**YOUR INSTRUCTIONS**: Can you retype every row below word for word, with the pictures left out?

★ ★ ★ ★ ★ ★ ★

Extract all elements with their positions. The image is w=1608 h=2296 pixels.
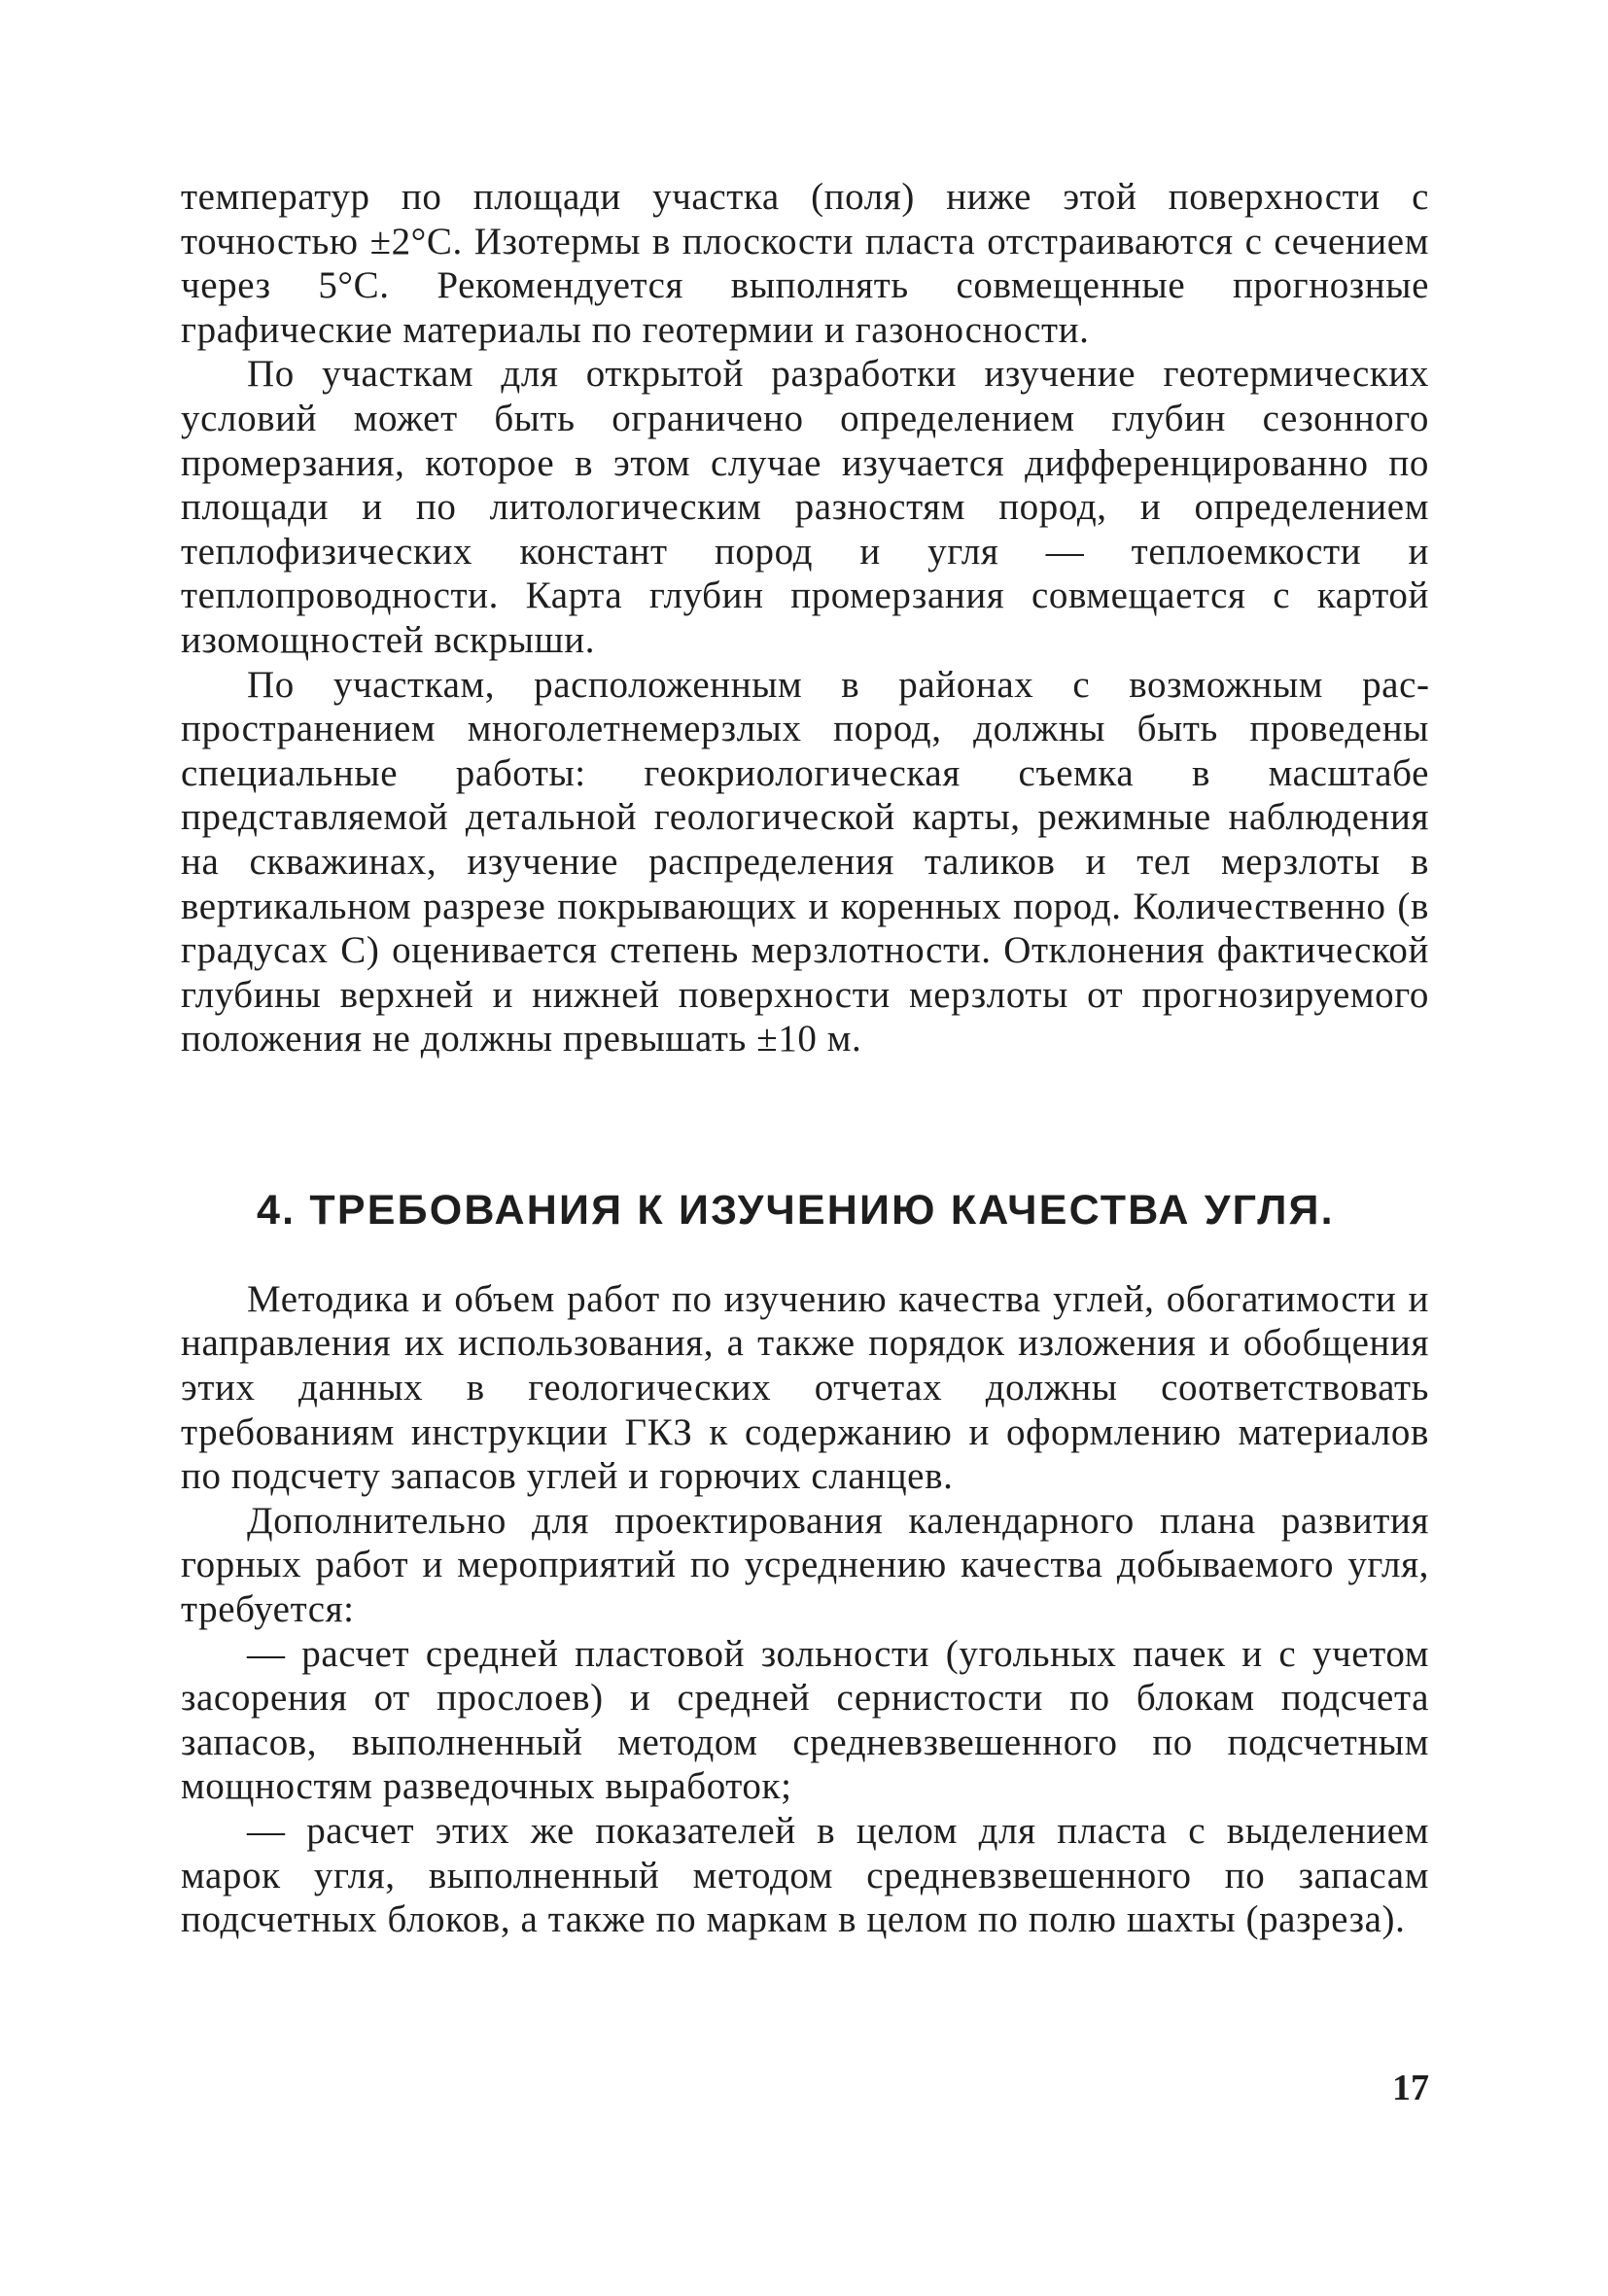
page-body	[181, 175, 1429, 1942]
paragraph-open-pit-geothermal: По участкам для открытой разработки изучение геотермических условий может быть ограничено определением глубин сезонного промерзания, которое в этом случае изучается дифференцированно по площади и по литологическим разностям пород, и определением теплофизических констант пород и угля — теплоемкости и теплопроводности. Карта глубин промерзания совмещается с картой изомощностей вскрыши.	[181, 353, 1429, 661]
paragraph-geothermal-continuation: температур по площади участка (поля) ниже этой поверхности с точностью ±2°С. Изотермы в плоскости пласта отстраиваются с сечением через 5°С. Рекомендуется выполнять совмещенные прогнозные графические материалы по геотермии и газоносности.	[181, 176, 1429, 351]
list-item-seam-indicators: — расчет этих же показателей в целом для пласта с выделением марок угля, выполненный методом средневзвешенного по запасам подсчетных блоков, а также по маркам в целом по полю шахты (разреза).	[181, 1810, 1429, 1941]
list-item-ash-sulfur-calculation: — расчет средней пластовой зольности (угольных пачек и с учетом засорения от прослоев) и средней сернистости по блокам подсчета запасов, выполненный методом средневзвешенного по подсчетным мощностям разведочных выработок;	[181, 1632, 1429, 1808]
paragraph-additional-requirements: Дополнительно для проектирования календарного плана развития горных работ и мероприятий по усреднению качества добываемого угля, требуется:	[181, 1499, 1429, 1631]
paragraph-methodology: Методика и объем работ по изучению качества углей, обогатимости и направления их использования, а также порядок изложения и обобщения этих данных в геологических отчетах должны соответствовать требованиям инструкции ГКЗ к содержанию и оформлению материалов по подсчету запасов углей и горючих сланцев.	[181, 1277, 1429, 1498]
page-number: 17	[1392, 2068, 1429, 2108]
paragraph-permafrost: По участкам, расположенным в районах с возможным распространением многолетнемерзлых пород, должны быть проведены специальные работы: геокриологическая съемка в масштабе представляемой детальной геологической карты, режимные наблюдения на скважинах, изучение распределения таликов и тел мерзлоты в вертикальном разрезе покрывающих и коренных пород. Количественно (в градусах С) оценивается степень мерзлотности. Отклонения фактической глубины верхней и нижней поверхности мерзлоты от прогнозируемого положения не должны превышать ±10 м.	[181, 663, 1429, 1061]
section-heading: 4. ТРЕБОВАНИЯ К ИЗУЧЕНИЮ КАЧЕСТВА УГЛЯ.	[257, 1186, 1335, 1234]
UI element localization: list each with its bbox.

★ ★ ★ ★ ★ ★ ★

**THE ANSWER**:
Extract all elements with their positions. The image is w=1608 h=2296 pixels.
page-body	[181, 175, 1429, 1942]
paragraph-open-pit-geothermal: По участкам для открытой разработки изучение геотермических условий может быть ограничено определением глубин сезонного промерзания, которое в этом случае изучается дифференцированно по площади и по литологическим разностям пород, и определением теплофизических констант пород и угля — теплоемкости и теплопроводности. Карта глубин промерзания совмещается с картой изомощностей вскрыши.	[181, 353, 1429, 661]
paragraph-geothermal-continuation: температур по площади участка (поля) ниже этой поверхности с точностью ±2°С. Изотермы в плоскости пласта отстраиваются с сечением через 5°С. Рекомендуется выполнять совмещенные прогнозные графические материалы по геотермии и газоносности.	[181, 176, 1429, 351]
list-item-seam-indicators: — расчет этих же показателей в целом для пласта с выделением марок угля, выполненный методом средневзвешенного по запасам подсчетных блоков, а также по маркам в целом по полю шахты (разреза).	[181, 1810, 1429, 1941]
list-item-ash-sulfur-calculation: — расчет средней пластовой зольности (угольных пачек и с учетом засорения от прослоев) и средней сернистости по блокам подсчета запасов, выполненный методом средневзвешенного по подсчетным мощностям разведочных выработок;	[181, 1632, 1429, 1808]
paragraph-additional-requirements: Дополнительно для проектирования календарного плана развития горных работ и мероприятий по усреднению качества добываемого угля, требуется:	[181, 1499, 1429, 1631]
paragraph-methodology: Методика и объем работ по изучению качества углей, обогатимости и направления их использования, а также порядок изложения и обобщения этих данных в геологических отчетах должны соответствовать требованиям инструкции ГКЗ к содержанию и оформлению материалов по подсчету запасов углей и горючих сланцев.	[181, 1277, 1429, 1498]
page-number: 17	[1392, 2068, 1429, 2108]
paragraph-permafrost: По участкам, расположенным в районах с возможным распространением многолетнемерзлых пород, должны быть проведены специальные работы: геокриологическая съемка в масштабе представляемой детальной геологической карты, режимные наблюдения на скважинах, изучение распределения таликов и тел мерзлоты в вертикальном разрезе покрывающих и коренных пород. Количественно (в градусах С) оценивается степень мерзлотности. Отклонения фактической глубины верхней и нижней поверхности мерзлоты от прогнозируемого положения не должны превышать ±10 м.	[181, 663, 1429, 1061]
section-heading: 4. ТРЕБОВАНИЯ К ИЗУЧЕНИЮ КАЧЕСТВА УГЛЯ.	[257, 1186, 1335, 1234]
UI element localization: list each with its bbox.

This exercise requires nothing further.